** Exercise aim **
Count the lines in the records below that contain the word "installing", and reply with only that number.

┄┄┄┄┄┄┄┄┄┄

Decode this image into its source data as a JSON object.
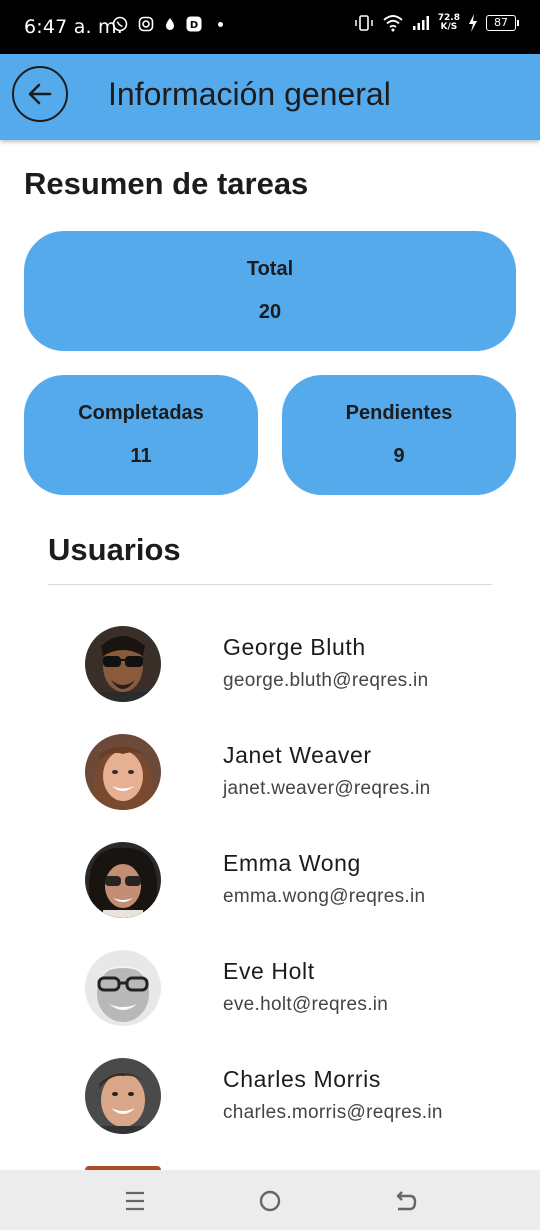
{
  "status_bar": {
    "time": "6:47 a. m.",
    "speed_value": "72.8",
    "speed_unit": "K/S",
    "battery": "87"
  },
  "app_bar": {
    "title": "Información general",
    "back_icon": "arrow-left-icon"
  },
  "summary": {
    "title": "Resumen de tareas",
    "total_label": "Total",
    "total_value": "20",
    "completed_label": "Completadas",
    "completed_value": "11",
    "pending_label": "Pendientes",
    "pending_value": "9"
  },
  "users": {
    "title": "Usuarios",
    "items": [
      {
        "name": "George Bluth",
        "email": "george.bluth@reqres.in"
      },
      {
        "name": "Janet Weaver",
        "email": "janet.weaver@reqres.in"
      },
      {
        "name": "Emma Wong",
        "email": "emma.wong@reqres.in"
      },
      {
        "name": "Eve Holt",
        "email": "eve.holt@reqres.in"
      },
      {
        "name": "Charles Morris",
        "email": "charles.morris@reqres.in"
      }
    ]
  },
  "colors": {
    "accent": "#55aaeb",
    "status_bar": "#000000",
    "nav_bar": "#ececec"
  },
  "nav_bar": {
    "icons": [
      "recent-apps-icon",
      "home-icon",
      "back-icon"
    ]
  }
}
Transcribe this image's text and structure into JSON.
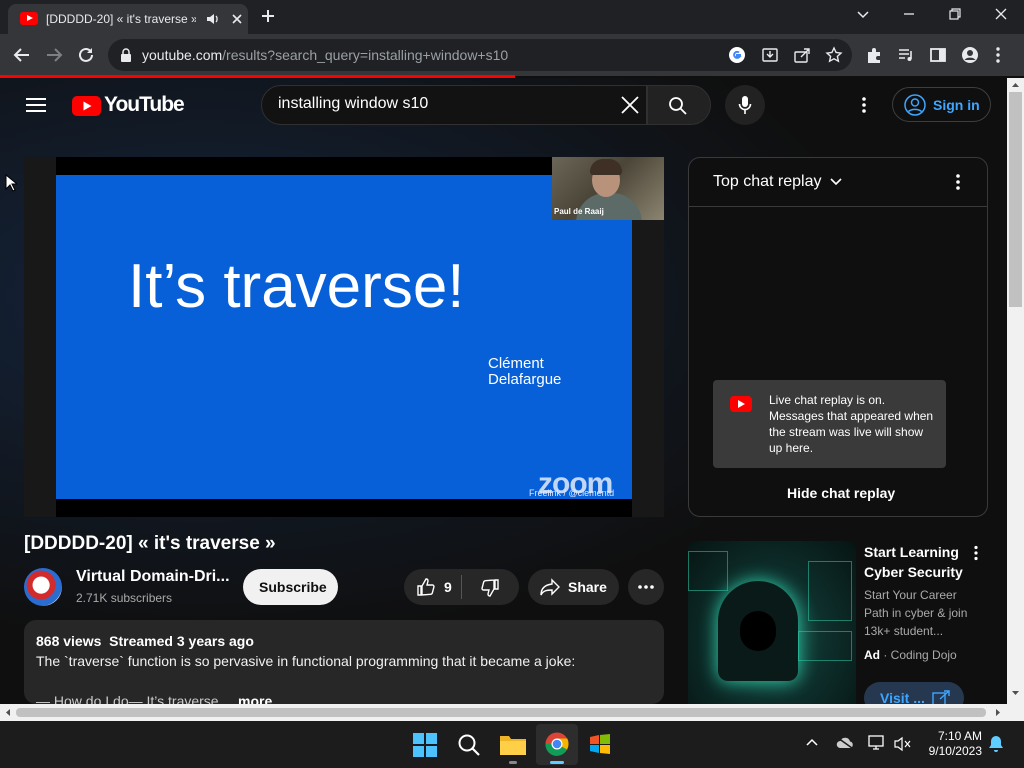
{
  "browser": {
    "tab_title": "[DDDDD-20] « it's traverse »",
    "url_host": "youtube.com",
    "url_path": "/results?search_query=installing+window+s10"
  },
  "youtube": {
    "logo_text": "YouTube",
    "search_value": "installing window s10",
    "signin_label": "Sign in"
  },
  "video": {
    "slide_title": "It’s traverse!",
    "slide_author_line1": "Clément",
    "slide_author_line2": "Delafargue",
    "zoom_logo": "zoom",
    "freelink": "Freelink / @clementd",
    "webcam_name": "Paul de Raaij",
    "title": "[DDDDD-20] « it's traverse »",
    "channel_name": "Virtual Domain-Dri...",
    "subscribers": "2.71K subscribers",
    "subscribe_label": "Subscribe",
    "like_count": "9",
    "share_label": "Share",
    "description": {
      "meta": "868 views  Streamed 3 years ago",
      "text": "The `traverse` function is so pervasive in functional programming that it became a joke:",
      "snippet": "— How do I do— It’s traverse",
      "more_label": "more"
    }
  },
  "chat": {
    "title": "Top chat replay",
    "notice": "Live chat replay is on. Messages that appeared when the stream was live will show up here.",
    "hide_label": "Hide chat replay"
  },
  "ad": {
    "title": "Start Learning Cyber Security",
    "description": "Start Your Career Path in cyber & join 13k+ student...",
    "ad_label": "Ad",
    "sponsor": "Coding Dojo",
    "visit_label": "Visit ..."
  },
  "taskbar": {
    "time": "7:10 AM",
    "date": "9/10/2023"
  },
  "colors": {
    "youtube_red": "#ff0000",
    "link_blue": "#3ea6ff",
    "slide_blue": "#0860d8"
  },
  "icons": [
    "youtube-favicon",
    "speaker-icon",
    "close-icon",
    "plus-icon",
    "back-icon",
    "forward-icon",
    "reload-icon",
    "lock-icon",
    "google-icon",
    "install-icon",
    "share-icon",
    "star-icon",
    "extensions-icon",
    "media-icon",
    "sidepanel-icon",
    "profile-icon",
    "kebab-icon",
    "hamburger-icon",
    "search-icon",
    "mic-icon",
    "account-icon",
    "thumbs-up-icon",
    "thumbs-down-icon",
    "share-arrow-icon",
    "more-icon",
    "chevron-down-icon",
    "windows-start-icon",
    "taskbar-search-icon",
    "file-explorer-icon",
    "chrome-icon",
    "windows-flag-icon",
    "notification-bell-icon"
  ]
}
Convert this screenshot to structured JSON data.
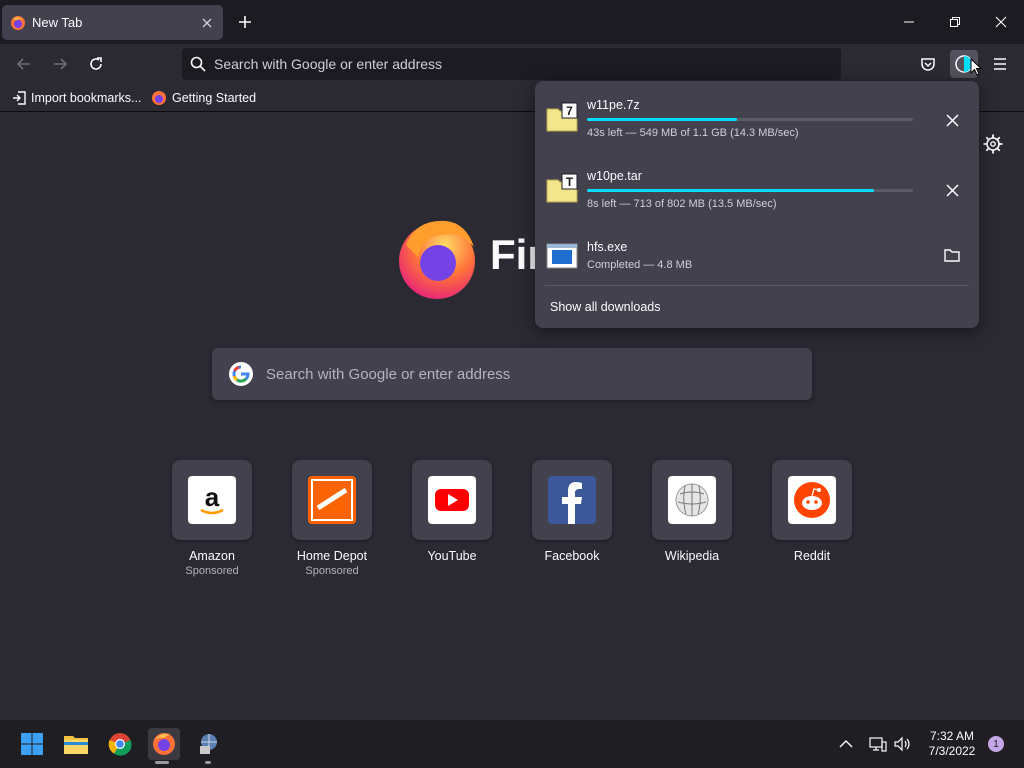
{
  "tab": {
    "title": "New Tab"
  },
  "navbar": {
    "url_placeholder": "Search with Google or enter address"
  },
  "bookmarks": [
    {
      "label": "Import bookmarks..."
    },
    {
      "label": "Getting Started"
    }
  ],
  "newtab": {
    "brand_word": "Fir",
    "search_placeholder": "Search with Google or enter address",
    "top_sites": [
      {
        "label": "Amazon",
        "sub": "Sponsored"
      },
      {
        "label": "Home Depot",
        "sub": "Sponsored"
      },
      {
        "label": "YouTube",
        "sub": ""
      },
      {
        "label": "Facebook",
        "sub": ""
      },
      {
        "label": "Wikipedia",
        "sub": ""
      },
      {
        "label": "Reddit",
        "sub": ""
      }
    ]
  },
  "downloads": {
    "items": [
      {
        "name": "w11pe.7z",
        "status": "43s left — 549 MB of 1.1 GB (14.3 MB/sec)",
        "progress": 0.46,
        "icon_letter": "7"
      },
      {
        "name": "w10pe.tar",
        "status": "8s left — 713 of 802 MB (13.5 MB/sec)",
        "progress": 0.88,
        "icon_letter": "T"
      },
      {
        "name": "hfs.exe",
        "status": "Completed — 4.8 MB",
        "progress": 1.0,
        "icon_letter": ""
      }
    ],
    "show_all": "Show all downloads"
  },
  "taskbar": {
    "time": "7:32 AM",
    "date": "7/3/2022",
    "notifications": "1"
  },
  "colors": {
    "accent": "#00ddff",
    "panel": "#42414d",
    "background": "#2b2a33"
  }
}
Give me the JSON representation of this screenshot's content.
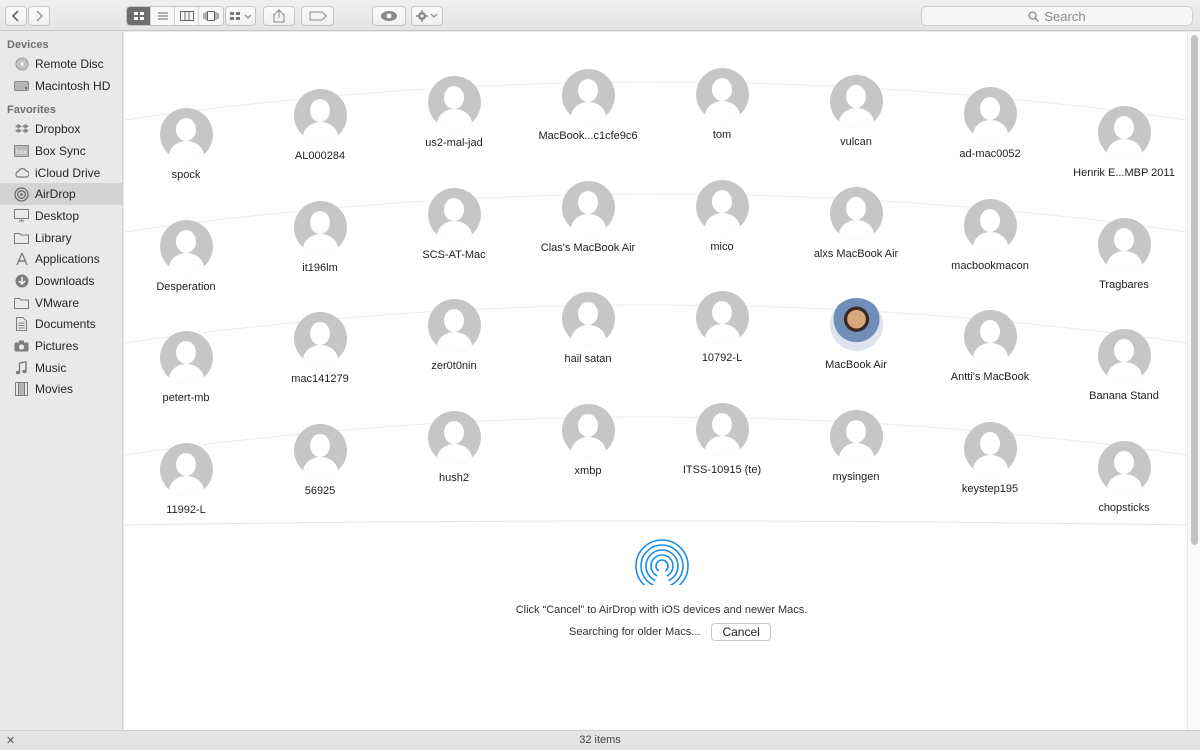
{
  "toolbar": {
    "back_icon": "chevron-left-icon",
    "forward_icon": "chevron-right-icon",
    "view_modes": [
      "icon-view-icon",
      "list-view-icon",
      "column-view-icon",
      "cover-flow-icon"
    ],
    "active_view": "icon-view-icon",
    "arrange_icon": "arrange-icon",
    "share_icon": "share-icon",
    "tag_icon": "tag-icon",
    "quicklook_icon": "eye-icon",
    "action_icon": "gear-icon"
  },
  "search": {
    "placeholder": "Search"
  },
  "sidebar": {
    "sections": [
      {
        "title": "Devices",
        "items": [
          {
            "label": "Remote Disc",
            "icon": "disc-icon"
          },
          {
            "label": "Macintosh HD",
            "icon": "drive-icon"
          }
        ]
      },
      {
        "title": "Favorites",
        "items": [
          {
            "label": "Dropbox",
            "icon": "dropbox-icon"
          },
          {
            "label": "Box Sync",
            "icon": "box-icon"
          },
          {
            "label": "iCloud Drive",
            "icon": "cloud-icon"
          },
          {
            "label": "AirDrop",
            "icon": "airdrop-icon",
            "selected": true
          },
          {
            "label": "Desktop",
            "icon": "desktop-icon"
          },
          {
            "label": "Library",
            "icon": "folder-icon"
          },
          {
            "label": "Applications",
            "icon": "applications-icon"
          },
          {
            "label": "Downloads",
            "icon": "download-icon"
          },
          {
            "label": "VMware",
            "icon": "folder-icon"
          },
          {
            "label": "Documents",
            "icon": "document-icon"
          },
          {
            "label": "Pictures",
            "icon": "camera-icon"
          },
          {
            "label": "Music",
            "icon": "music-icon"
          },
          {
            "label": "Movies",
            "icon": "film-icon"
          }
        ]
      }
    ]
  },
  "devices": [
    [
      "spock",
      "AL000284",
      "us2-mal-jad",
      "MacBook...c1cfe9c6",
      "tom",
      "vulcan",
      "ad-mac0052",
      "Henrik E...MBP 2011"
    ],
    [
      "Desperation",
      "it196lm",
      "SCS-AT-Mac",
      "Clas's MacBook Air",
      "mico",
      "alxs MacBook Air",
      "macbookmacon",
      "Tragbares"
    ],
    [
      "petert-mb",
      "mac141279",
      "zer0t0nin",
      "hail satan",
      "10792-L",
      "MacBook Air",
      "Antti's MacBook",
      "Banana Stand"
    ],
    [
      "11992-L",
      "56925",
      "hush2",
      "xmbp",
      "ITSS-10915 (te)",
      "mysingen",
      "keystep195",
      "chopsticks"
    ]
  ],
  "photo_device": "MacBook Air",
  "airdrop": {
    "logo_icon": "airdrop-logo-icon",
    "hint": "Click “Cancel” to AirDrop with iOS devices and newer Macs.",
    "searching": "Searching for older Macs...",
    "cancel_label": "Cancel"
  },
  "status": {
    "count_text": "32 items",
    "icon": "resize-icon"
  },
  "colors": {
    "accent": "#1a8ce6",
    "avatar_gray": "#c6c6c6",
    "sidebar_selected": "#d3d3d3"
  }
}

┄┄┄┄┄┄┄┄┄┄

** Answer to the problem **
2